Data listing
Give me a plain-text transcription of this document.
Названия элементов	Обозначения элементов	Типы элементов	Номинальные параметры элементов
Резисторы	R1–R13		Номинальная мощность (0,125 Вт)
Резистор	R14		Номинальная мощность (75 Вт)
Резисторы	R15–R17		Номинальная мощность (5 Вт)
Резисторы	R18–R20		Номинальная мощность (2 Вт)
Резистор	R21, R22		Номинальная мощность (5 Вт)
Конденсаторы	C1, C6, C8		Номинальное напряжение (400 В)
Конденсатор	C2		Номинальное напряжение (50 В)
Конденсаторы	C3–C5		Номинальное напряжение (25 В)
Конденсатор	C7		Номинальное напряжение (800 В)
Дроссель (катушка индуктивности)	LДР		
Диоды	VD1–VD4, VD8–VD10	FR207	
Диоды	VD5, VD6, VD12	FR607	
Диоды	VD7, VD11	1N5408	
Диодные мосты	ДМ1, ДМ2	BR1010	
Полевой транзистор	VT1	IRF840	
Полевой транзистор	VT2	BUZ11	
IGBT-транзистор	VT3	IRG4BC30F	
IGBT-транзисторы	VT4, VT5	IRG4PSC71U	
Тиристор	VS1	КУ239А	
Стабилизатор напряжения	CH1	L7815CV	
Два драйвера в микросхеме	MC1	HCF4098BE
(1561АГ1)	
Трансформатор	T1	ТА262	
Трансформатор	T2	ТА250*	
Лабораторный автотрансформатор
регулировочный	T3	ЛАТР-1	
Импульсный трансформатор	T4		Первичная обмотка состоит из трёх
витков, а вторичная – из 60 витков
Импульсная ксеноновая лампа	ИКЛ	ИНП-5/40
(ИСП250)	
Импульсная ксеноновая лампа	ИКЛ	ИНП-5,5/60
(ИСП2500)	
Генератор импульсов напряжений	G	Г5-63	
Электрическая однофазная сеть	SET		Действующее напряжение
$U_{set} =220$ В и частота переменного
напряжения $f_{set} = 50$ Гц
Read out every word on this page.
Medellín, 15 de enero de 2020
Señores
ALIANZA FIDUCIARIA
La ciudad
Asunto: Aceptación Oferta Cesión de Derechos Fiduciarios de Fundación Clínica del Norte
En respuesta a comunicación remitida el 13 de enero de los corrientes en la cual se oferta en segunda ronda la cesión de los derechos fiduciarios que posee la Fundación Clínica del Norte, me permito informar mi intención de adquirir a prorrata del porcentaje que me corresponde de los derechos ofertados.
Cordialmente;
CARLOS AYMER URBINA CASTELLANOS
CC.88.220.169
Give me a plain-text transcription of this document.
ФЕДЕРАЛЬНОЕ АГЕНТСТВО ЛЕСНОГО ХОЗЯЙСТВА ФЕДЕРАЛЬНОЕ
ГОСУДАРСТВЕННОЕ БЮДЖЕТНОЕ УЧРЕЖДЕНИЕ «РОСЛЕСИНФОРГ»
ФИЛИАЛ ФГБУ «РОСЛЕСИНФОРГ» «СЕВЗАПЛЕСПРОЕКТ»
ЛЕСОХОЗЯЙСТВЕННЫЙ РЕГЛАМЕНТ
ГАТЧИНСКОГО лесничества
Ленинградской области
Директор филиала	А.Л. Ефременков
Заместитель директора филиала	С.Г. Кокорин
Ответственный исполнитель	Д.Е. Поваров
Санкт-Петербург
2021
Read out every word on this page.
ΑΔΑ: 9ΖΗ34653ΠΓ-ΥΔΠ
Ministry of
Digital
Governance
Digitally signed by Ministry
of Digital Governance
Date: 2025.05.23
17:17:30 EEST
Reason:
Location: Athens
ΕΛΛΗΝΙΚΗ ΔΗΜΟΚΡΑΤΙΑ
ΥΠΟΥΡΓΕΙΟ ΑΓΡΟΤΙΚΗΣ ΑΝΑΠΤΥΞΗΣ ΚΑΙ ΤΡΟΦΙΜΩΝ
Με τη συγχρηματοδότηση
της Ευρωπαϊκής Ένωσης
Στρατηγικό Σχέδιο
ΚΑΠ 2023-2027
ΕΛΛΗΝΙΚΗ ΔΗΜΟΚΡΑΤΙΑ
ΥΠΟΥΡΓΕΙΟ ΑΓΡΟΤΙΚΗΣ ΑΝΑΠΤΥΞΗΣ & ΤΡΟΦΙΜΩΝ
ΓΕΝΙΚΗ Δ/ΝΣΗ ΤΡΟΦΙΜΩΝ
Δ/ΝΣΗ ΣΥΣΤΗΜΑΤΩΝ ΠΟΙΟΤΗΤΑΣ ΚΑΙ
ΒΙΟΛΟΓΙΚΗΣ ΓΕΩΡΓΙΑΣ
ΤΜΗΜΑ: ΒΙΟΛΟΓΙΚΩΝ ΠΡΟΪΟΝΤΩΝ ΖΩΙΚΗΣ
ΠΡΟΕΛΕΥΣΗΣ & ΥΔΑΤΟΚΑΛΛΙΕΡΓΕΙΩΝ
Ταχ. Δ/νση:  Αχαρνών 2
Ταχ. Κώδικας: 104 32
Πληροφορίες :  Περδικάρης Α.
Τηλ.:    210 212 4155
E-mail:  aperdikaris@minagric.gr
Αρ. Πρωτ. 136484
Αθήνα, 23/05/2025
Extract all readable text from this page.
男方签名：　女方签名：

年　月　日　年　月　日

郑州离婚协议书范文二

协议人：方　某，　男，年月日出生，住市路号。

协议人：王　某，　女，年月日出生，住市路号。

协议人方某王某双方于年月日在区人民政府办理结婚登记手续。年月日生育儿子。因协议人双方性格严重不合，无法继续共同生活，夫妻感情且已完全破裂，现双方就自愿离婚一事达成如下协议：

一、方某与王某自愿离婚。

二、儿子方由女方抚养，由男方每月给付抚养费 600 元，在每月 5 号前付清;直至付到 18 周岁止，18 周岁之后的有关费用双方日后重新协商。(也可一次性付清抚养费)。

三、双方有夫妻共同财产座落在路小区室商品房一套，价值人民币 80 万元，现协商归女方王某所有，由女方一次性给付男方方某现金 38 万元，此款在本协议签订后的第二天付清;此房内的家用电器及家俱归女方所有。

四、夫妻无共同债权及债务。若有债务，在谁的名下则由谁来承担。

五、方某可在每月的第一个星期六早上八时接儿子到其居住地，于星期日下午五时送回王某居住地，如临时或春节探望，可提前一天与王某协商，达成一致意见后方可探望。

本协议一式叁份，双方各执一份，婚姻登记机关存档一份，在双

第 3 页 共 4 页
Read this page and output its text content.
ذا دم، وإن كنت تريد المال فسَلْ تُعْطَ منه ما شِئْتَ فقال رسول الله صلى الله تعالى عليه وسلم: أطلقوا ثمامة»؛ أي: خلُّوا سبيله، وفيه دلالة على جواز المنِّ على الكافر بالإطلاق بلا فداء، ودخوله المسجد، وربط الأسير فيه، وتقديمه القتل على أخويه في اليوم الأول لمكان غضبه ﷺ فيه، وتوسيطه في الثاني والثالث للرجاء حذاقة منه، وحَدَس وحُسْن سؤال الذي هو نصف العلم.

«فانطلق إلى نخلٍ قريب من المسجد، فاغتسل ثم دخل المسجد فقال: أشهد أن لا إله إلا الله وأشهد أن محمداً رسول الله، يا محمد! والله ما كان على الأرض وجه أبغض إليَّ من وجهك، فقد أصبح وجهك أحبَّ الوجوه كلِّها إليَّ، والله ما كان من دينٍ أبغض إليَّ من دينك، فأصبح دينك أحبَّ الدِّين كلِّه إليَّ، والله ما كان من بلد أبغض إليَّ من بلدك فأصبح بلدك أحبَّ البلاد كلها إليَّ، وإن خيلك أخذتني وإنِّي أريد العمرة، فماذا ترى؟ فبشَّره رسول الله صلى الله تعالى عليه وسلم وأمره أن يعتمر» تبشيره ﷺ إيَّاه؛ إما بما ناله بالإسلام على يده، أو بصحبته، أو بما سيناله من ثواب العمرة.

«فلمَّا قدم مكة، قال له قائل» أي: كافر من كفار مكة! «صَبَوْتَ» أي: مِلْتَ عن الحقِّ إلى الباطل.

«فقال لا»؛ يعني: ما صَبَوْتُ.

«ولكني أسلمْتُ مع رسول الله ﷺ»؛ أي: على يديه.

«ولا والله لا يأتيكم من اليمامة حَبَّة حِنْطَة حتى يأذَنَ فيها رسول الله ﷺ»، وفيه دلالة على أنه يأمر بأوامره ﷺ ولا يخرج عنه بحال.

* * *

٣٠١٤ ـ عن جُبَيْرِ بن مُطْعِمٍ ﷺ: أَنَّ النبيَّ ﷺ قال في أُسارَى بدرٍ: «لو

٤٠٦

Required work
Count every line of the material above that holds the string "Конденсаторы", then state only the total.

Reply
2